Stored items from a collection:
----

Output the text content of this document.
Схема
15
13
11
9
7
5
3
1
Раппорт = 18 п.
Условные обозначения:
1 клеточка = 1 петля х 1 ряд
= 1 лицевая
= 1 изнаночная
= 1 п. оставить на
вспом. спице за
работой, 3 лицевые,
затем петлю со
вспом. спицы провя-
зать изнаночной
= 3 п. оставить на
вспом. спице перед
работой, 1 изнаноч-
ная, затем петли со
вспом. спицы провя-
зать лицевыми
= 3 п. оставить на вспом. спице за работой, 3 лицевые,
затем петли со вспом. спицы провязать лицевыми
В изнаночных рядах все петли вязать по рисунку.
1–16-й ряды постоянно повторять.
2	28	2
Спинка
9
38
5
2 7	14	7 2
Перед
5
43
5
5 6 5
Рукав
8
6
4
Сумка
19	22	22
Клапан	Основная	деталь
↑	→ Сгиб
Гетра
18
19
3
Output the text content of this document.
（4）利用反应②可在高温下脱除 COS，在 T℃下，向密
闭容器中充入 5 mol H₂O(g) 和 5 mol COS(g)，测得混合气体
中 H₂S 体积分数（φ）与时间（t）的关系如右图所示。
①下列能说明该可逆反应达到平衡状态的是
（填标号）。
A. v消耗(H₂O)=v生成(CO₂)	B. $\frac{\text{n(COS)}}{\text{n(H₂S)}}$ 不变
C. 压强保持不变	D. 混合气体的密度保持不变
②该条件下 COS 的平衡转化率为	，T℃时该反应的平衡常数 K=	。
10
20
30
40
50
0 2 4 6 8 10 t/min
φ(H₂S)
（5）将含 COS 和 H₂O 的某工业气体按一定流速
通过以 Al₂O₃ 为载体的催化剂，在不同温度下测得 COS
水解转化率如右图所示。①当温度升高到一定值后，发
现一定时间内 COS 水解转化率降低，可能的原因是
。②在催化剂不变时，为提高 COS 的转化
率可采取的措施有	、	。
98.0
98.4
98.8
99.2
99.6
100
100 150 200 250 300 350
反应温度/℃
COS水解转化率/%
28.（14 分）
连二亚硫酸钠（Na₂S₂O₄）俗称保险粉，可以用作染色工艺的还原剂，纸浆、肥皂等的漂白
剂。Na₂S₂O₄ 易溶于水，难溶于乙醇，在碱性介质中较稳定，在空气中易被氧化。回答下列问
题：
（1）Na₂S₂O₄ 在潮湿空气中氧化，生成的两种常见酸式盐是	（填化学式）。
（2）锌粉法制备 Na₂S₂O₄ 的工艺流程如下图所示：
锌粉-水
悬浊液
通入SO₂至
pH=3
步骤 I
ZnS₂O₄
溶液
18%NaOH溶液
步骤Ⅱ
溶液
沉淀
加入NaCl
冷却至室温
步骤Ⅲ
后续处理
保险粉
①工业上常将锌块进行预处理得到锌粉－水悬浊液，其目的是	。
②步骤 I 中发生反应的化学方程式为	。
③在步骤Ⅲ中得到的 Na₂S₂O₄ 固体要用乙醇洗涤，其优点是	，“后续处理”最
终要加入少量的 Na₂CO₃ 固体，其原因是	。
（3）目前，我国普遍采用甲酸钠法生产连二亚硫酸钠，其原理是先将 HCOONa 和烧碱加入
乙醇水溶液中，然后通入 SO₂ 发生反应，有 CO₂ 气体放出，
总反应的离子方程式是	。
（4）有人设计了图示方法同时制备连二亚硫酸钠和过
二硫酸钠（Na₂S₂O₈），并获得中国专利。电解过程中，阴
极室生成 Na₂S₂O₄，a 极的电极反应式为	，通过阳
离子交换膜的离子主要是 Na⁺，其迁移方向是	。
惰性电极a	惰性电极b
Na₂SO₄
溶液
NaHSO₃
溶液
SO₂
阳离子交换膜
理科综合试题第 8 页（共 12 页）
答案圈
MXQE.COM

----

Short problem
Scan the material above for the word "Na₂S₂O₄". Copy each line where it occurs.

Output for this exercise
连二亚硫酸钠（Na₂S₂O₄）俗称保险粉，可以用作染色工艺的还原剂，纸浆、肥皂等的漂白
剂。Na₂S₂O₄ 易溶于水，难溶于乙醇，在碱性介质中较稳定，在空气中易被氧化。回答下列问
（1）Na₂S₂O₄ 在潮湿空气中氧化，生成的两种常见酸式盐是	（填化学式）。
（2）锌粉法制备 Na₂S₂O₄ 的工艺流程如下图所示：
③在步骤Ⅲ中得到的 Na₂S₂O₄ 固体要用乙醇洗涤，其优点是	，“后续处理”最
极室生成 Na₂S₂O₄，a 极的电极反应式为	，通过阳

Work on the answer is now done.